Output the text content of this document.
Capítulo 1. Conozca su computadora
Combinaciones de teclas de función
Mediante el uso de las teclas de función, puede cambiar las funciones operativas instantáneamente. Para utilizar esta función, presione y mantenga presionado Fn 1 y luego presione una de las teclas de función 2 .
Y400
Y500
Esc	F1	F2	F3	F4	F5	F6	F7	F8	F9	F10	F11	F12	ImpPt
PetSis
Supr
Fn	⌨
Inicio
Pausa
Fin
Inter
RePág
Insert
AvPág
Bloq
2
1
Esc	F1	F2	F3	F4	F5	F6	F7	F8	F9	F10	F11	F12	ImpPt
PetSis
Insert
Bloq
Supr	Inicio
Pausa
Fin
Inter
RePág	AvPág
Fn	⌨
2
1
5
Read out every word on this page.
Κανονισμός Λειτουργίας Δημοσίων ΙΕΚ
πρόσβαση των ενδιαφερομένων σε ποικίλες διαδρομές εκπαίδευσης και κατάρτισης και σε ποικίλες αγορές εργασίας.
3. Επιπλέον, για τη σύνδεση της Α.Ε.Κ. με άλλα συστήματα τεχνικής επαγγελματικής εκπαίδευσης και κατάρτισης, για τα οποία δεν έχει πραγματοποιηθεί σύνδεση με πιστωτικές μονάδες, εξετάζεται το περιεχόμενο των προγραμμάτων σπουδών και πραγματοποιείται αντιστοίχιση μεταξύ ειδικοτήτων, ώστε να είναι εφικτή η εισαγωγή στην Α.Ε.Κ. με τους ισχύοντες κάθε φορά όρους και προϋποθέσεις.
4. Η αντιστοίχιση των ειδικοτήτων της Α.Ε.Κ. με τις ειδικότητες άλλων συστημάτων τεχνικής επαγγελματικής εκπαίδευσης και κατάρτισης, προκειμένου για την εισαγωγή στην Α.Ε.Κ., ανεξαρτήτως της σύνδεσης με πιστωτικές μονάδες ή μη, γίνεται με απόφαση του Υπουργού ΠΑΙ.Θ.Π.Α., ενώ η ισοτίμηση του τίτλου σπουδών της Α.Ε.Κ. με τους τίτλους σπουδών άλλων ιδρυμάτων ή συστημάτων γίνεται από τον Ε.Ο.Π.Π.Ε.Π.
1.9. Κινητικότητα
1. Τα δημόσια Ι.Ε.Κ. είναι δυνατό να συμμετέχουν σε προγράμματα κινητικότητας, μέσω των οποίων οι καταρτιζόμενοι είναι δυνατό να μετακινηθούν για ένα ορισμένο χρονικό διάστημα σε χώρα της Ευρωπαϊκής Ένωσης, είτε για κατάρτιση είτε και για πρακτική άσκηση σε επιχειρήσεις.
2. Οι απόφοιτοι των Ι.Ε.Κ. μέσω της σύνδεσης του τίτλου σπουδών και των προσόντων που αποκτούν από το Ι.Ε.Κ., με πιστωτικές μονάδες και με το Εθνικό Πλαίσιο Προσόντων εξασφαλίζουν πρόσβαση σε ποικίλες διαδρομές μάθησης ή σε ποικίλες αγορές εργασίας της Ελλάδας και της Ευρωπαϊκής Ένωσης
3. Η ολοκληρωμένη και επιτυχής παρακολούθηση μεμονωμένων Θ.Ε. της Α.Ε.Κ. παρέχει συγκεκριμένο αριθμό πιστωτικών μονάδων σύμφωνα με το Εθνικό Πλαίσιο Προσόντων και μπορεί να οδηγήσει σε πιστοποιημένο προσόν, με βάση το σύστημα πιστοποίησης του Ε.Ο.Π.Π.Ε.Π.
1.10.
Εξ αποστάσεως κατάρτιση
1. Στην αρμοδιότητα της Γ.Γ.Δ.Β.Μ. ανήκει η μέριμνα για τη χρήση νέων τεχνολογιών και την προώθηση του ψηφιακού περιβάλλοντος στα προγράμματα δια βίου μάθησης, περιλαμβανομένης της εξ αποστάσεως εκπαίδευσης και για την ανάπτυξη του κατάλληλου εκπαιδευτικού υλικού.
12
__________
The task:
Give back all the data exactly as written.

Solution to this problem:
Output the text content of this document.
Capítulo 1. Conozca su computadora
Combinaciones de teclas de función
Mediante el uso de las teclas de función, puede cambiar las funciones operativas instantáneamente. Para utilizar esta función, presione y mantenga presionado Fn 1 y luego presione una de las teclas de función 2 .
Y400
Y500
Esc	F1	F2	F3	F4	F5	F6	F7	F8	F9	F10	F11	F12	ImpPt
PetSis
Supr
Fn	⌨
Inicio
Pausa
Fin
Inter
RePág
Insert
AvPág
Bloq
2
1
Esc	F1	F2	F3	F4	F5	F6	F7	F8	F9	F10	F11	F12	ImpPt
PetSis
Insert
Bloq
Supr	Inicio
Pausa
Fin
Inter
RePág	AvPág
Fn	⌨
2
1
5
Read out every word on this page.
Κανονισμός Λειτουργίας Δημοσίων ΙΕΚ
πρόσβαση των ενδιαφερομένων σε ποικίλες διαδρομές εκπαίδευσης και κατάρτισης και σε ποικίλες αγορές εργασίας.
3. Επιπλέον, για τη σύνδεση της Α.Ε.Κ. με άλλα συστήματα τεχνικής επαγγελματικής εκπαίδευσης και κατάρτισης, για τα οποία δεν έχει πραγματοποιηθεί σύνδεση με πιστωτικές μονάδες, εξετάζεται το περιεχόμενο των προγραμμάτων σπουδών και πραγματοποιείται αντιστοίχιση μεταξύ ειδικοτήτων, ώστε να είναι εφικτή η εισαγωγή στην Α.Ε.Κ. με τους ισχύοντες κάθε φορά όρους και προϋποθέσεις.
4. Η αντιστοίχιση των ειδικοτήτων της Α.Ε.Κ. με τις ειδικότητες άλλων συστημάτων τεχνικής επαγγελματικής εκπαίδευσης και κατάρτισης, προκειμένου για την εισαγωγή στην Α.Ε.Κ., ανεξαρτήτως της σύνδεσης με πιστωτικές μονάδες ή μη, γίνεται με απόφαση του Υπουργού ΠΑΙ.Θ.Π.Α., ενώ η ισοτίμηση του τίτλου σπουδών της Α.Ε.Κ. με τους τίτλους σπουδών άλλων ιδρυμάτων ή συστημάτων γίνεται από τον Ε.Ο.Π.Π.Ε.Π.
1.9. Κινητικότητα
1. Τα δημόσια Ι.Ε.Κ. είναι δυνατό να συμμετέχουν σε προγράμματα κινητικότητας, μέσω των οποίων οι καταρτιζόμενοι είναι δυνατό να μετακινηθούν για ένα ορισμένο χρονικό διάστημα σε χώρα της Ευρωπαϊκής Ένωσης, είτε για κατάρτιση είτε και για πρακτική άσκηση σε επιχειρήσεις.
2. Οι απόφοιτοι των Ι.Ε.Κ. μέσω της σύνδεσης του τίτλου σπουδών και των προσόντων που αποκτούν από το Ι.Ε.Κ., με πιστωτικές μονάδες και με το Εθνικό Πλαίσιο Προσόντων εξασφαλίζουν πρόσβαση σε ποικίλες διαδρομές μάθησης ή σε ποικίλες αγορές εργασίας της Ελλάδας και της Ευρωπαϊκής Ένωσης
3. Η ολοκληρωμένη και επιτυχής παρακολούθηση μεμονωμένων Θ.Ε. της Α.Ε.Κ. παρέχει συγκεκριμένο αριθμό πιστωτικών μονάδων σύμφωνα με το Εθνικό Πλαίσιο Προσόντων και μπορεί να οδηγήσει σε πιστοποιημένο προσόν, με βάση το σύστημα πιστοποίησης του Ε.Ο.Π.Π.Ε.Π.
1.10.
Εξ αποστάσεως κατάρτιση
1. Στην αρμοδιότητα της Γ.Γ.Δ.Β.Μ. ανήκει η μέριμνα για τη χρήση νέων τεχνολογιών και την προώθηση του ψηφιακού περιβάλλοντος στα προγράμματα δια βίου μάθησης, περιλαμβανομένης της εξ αποστάσεως εκπαίδευσης και για την ανάπτυξη του κατάλληλου εκπαιδευτικού υλικού.
12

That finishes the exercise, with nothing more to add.